> [Direction]: Note each line where "screenshot" appears, and copy it.

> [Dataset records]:

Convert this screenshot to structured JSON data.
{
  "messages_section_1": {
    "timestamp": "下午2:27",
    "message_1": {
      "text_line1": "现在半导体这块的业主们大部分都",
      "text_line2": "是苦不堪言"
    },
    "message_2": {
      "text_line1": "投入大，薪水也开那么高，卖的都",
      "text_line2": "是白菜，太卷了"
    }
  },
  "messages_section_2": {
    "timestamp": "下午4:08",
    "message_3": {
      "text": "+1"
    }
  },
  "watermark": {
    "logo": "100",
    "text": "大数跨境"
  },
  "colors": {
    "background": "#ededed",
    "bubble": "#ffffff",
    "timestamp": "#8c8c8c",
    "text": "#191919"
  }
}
* * *
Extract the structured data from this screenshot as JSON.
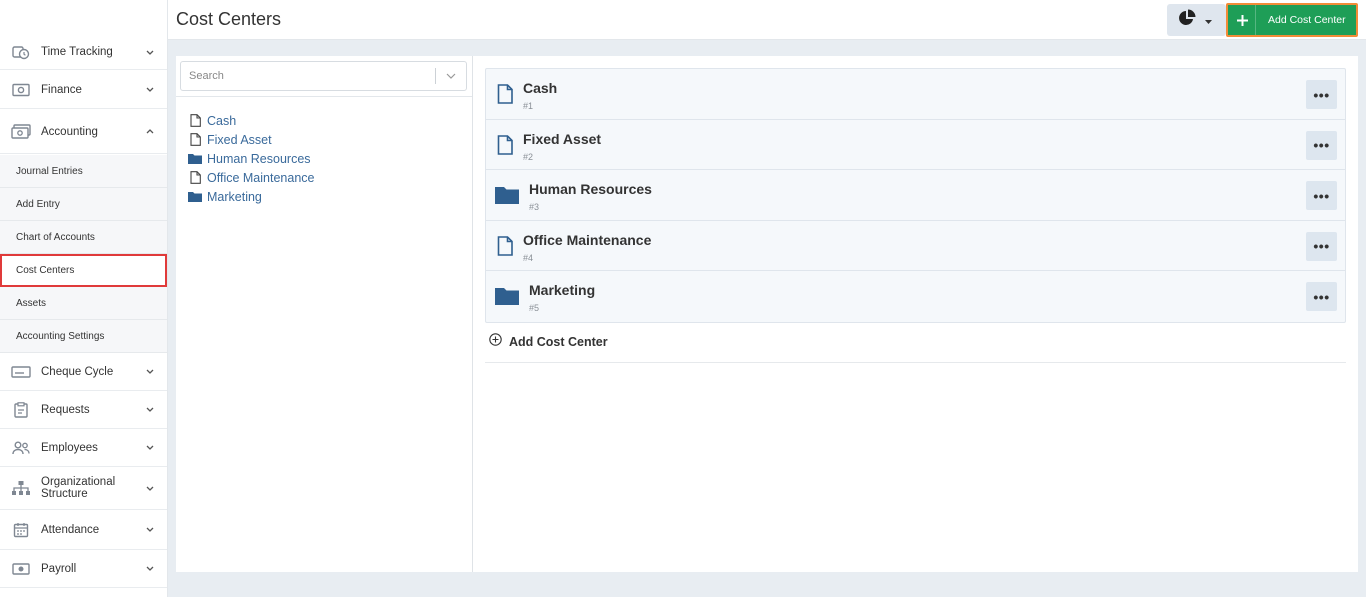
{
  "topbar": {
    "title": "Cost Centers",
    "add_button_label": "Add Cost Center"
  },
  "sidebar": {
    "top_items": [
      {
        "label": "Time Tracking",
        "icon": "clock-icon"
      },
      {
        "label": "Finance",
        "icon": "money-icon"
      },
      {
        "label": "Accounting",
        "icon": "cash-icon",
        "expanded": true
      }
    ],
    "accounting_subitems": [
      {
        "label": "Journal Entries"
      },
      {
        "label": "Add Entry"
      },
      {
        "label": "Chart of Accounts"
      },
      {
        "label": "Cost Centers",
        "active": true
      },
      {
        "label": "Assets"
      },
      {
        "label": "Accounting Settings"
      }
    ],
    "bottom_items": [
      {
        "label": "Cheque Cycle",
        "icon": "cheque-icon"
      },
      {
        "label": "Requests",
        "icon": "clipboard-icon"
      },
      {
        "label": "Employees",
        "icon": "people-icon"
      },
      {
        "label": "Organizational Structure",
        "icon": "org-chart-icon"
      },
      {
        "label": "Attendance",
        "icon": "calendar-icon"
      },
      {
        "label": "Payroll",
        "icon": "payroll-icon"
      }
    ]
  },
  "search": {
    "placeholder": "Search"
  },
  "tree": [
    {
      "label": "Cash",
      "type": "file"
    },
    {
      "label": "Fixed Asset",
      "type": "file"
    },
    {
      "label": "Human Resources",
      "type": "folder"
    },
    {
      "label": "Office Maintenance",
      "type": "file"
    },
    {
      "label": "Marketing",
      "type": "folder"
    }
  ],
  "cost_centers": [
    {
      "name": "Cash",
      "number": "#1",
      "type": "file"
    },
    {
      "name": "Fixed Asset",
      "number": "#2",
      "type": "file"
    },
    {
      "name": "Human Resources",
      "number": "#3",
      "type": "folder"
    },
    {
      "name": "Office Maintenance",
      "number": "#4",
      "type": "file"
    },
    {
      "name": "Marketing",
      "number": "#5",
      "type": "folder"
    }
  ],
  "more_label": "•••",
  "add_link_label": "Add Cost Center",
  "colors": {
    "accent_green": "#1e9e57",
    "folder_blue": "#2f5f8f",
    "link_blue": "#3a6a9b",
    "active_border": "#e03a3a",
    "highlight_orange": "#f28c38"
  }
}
* * *
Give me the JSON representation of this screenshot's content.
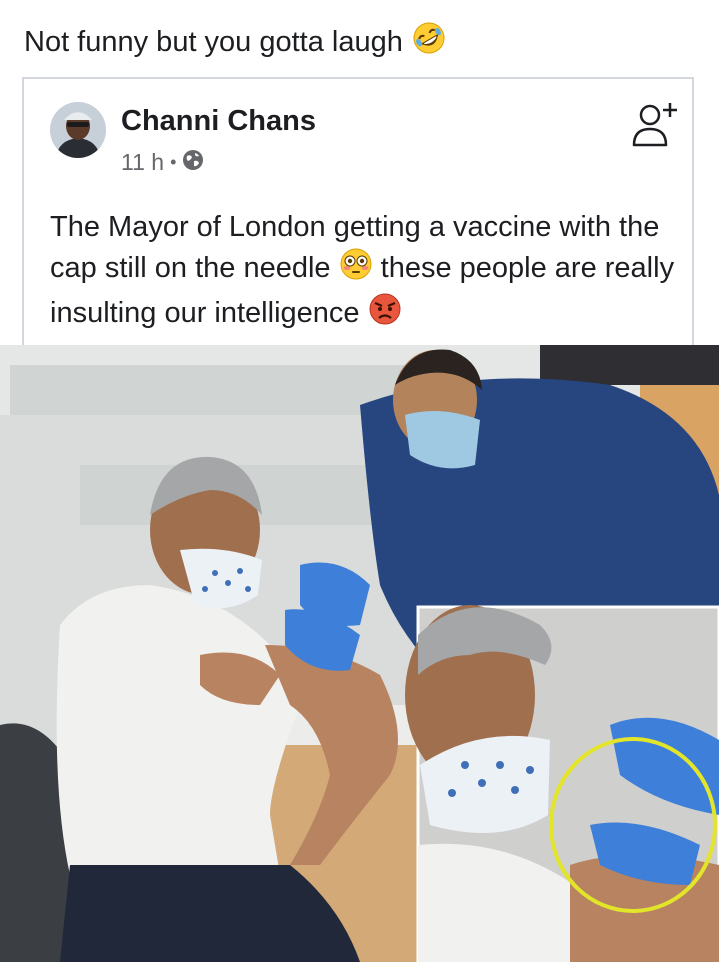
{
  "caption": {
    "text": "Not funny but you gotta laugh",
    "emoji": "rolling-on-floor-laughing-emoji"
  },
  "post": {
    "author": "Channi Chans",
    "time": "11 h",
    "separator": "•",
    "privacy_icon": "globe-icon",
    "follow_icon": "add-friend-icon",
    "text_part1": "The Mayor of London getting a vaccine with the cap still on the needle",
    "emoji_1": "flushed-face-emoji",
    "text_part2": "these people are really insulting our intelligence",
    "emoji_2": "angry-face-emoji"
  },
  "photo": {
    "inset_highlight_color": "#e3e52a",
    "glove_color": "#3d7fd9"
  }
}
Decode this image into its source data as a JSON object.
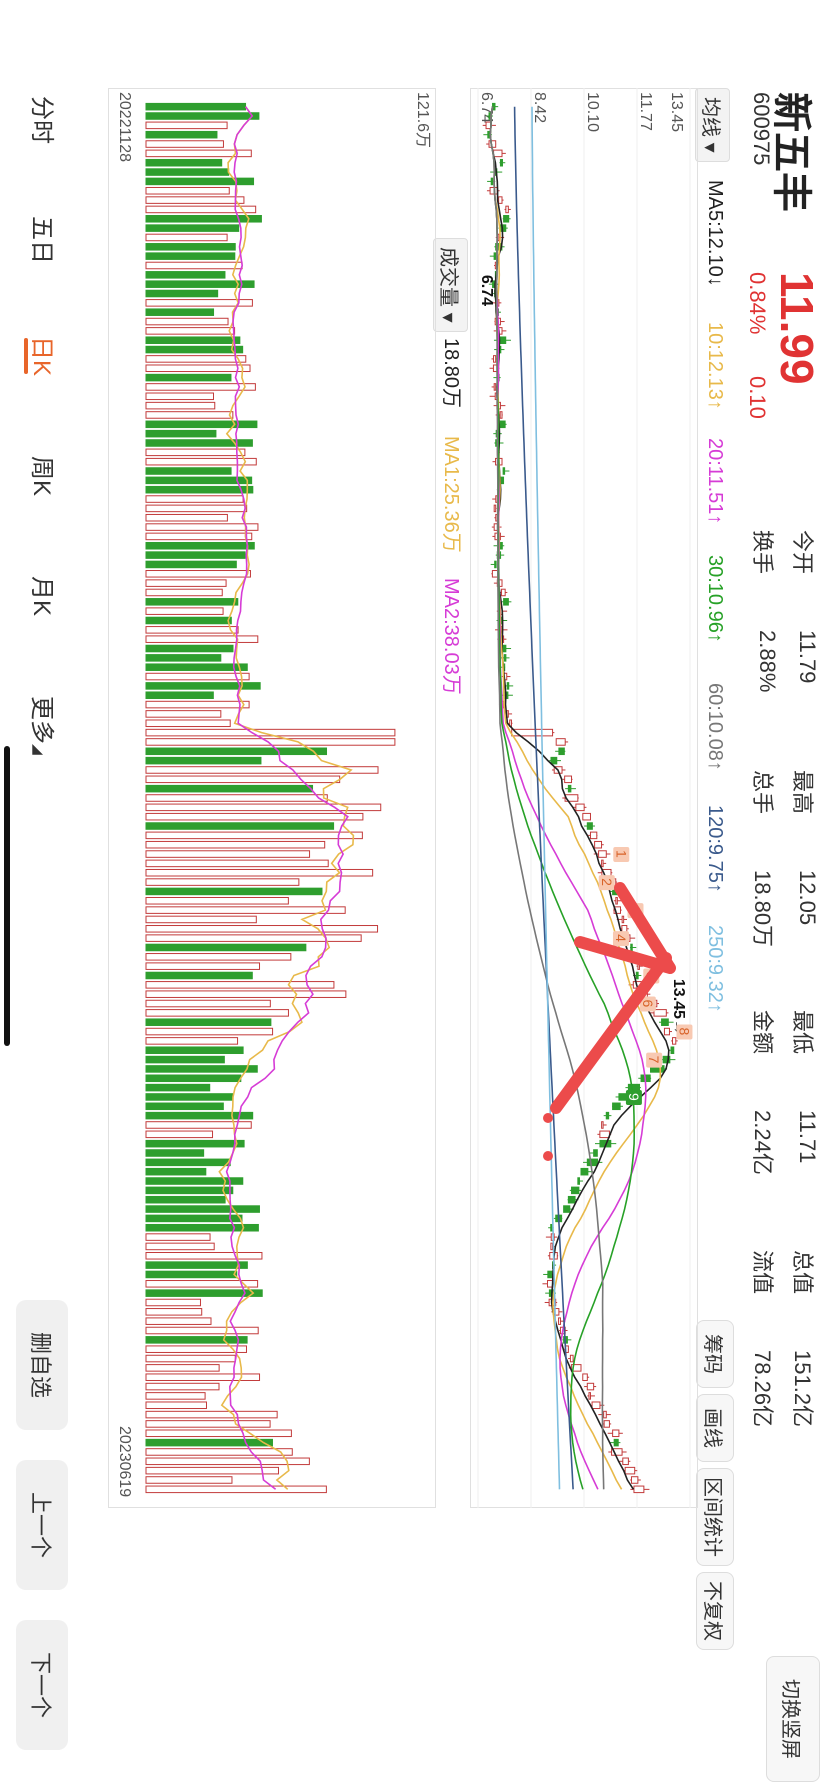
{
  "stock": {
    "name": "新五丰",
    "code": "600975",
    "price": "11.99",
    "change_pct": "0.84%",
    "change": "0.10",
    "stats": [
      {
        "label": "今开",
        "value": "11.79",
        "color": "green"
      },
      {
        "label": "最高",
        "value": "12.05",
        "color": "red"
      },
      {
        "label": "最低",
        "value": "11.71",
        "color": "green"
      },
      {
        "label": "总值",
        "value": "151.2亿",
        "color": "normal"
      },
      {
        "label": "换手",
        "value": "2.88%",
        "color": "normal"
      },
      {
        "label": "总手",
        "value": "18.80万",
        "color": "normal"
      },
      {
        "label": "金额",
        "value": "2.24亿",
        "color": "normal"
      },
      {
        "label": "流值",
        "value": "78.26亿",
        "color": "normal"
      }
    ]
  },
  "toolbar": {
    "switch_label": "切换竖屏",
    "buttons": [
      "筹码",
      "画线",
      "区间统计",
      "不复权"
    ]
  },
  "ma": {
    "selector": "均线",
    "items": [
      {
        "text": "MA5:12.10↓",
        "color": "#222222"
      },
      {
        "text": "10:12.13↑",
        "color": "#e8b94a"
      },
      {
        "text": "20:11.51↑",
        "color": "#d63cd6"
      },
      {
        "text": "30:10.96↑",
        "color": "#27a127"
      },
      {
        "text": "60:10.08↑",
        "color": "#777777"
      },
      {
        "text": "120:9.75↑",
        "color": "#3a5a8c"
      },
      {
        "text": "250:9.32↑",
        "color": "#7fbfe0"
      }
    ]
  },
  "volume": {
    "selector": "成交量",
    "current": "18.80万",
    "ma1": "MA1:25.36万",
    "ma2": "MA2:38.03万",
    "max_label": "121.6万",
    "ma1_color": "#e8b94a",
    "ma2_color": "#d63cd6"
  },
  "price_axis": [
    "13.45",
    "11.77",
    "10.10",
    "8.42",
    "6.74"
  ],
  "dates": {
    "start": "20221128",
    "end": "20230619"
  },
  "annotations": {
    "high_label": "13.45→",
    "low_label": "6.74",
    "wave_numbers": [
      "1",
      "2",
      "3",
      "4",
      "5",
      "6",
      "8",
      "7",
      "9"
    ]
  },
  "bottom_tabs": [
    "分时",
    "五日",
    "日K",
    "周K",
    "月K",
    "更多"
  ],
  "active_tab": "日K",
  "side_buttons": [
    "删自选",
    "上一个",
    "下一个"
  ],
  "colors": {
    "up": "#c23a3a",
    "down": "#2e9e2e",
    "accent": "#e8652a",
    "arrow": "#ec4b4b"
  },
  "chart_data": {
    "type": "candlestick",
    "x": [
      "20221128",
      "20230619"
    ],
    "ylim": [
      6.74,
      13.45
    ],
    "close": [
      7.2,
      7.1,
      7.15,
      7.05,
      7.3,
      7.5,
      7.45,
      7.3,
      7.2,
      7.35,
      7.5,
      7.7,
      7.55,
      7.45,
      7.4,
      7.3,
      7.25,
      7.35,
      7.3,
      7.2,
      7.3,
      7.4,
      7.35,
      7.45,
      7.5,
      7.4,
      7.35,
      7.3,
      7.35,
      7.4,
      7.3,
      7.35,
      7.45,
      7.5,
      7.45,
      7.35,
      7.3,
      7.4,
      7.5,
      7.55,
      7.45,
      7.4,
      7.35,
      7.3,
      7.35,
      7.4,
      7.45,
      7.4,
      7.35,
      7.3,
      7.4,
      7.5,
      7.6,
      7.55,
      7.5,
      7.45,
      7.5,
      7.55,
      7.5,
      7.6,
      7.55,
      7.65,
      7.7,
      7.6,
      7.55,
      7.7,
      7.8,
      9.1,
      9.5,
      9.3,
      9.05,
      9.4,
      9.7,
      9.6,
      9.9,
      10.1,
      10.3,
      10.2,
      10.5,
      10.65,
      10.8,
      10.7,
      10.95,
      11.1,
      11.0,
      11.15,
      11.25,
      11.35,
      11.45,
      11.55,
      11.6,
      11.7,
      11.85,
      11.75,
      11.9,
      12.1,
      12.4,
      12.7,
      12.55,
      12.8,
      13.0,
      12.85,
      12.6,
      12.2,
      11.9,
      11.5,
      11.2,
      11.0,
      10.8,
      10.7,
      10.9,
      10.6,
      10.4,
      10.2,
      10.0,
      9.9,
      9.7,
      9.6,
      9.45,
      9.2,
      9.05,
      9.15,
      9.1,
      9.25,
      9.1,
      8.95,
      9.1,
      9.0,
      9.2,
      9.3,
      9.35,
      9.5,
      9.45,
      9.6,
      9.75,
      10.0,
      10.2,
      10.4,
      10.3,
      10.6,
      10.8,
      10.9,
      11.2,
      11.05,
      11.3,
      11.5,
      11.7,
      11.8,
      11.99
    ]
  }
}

> [Written response]:
Convert this screenshot to structured JSON data.
Extract the structured data from this screenshot as JSON.
Give me the JSON representation of this screenshot's content.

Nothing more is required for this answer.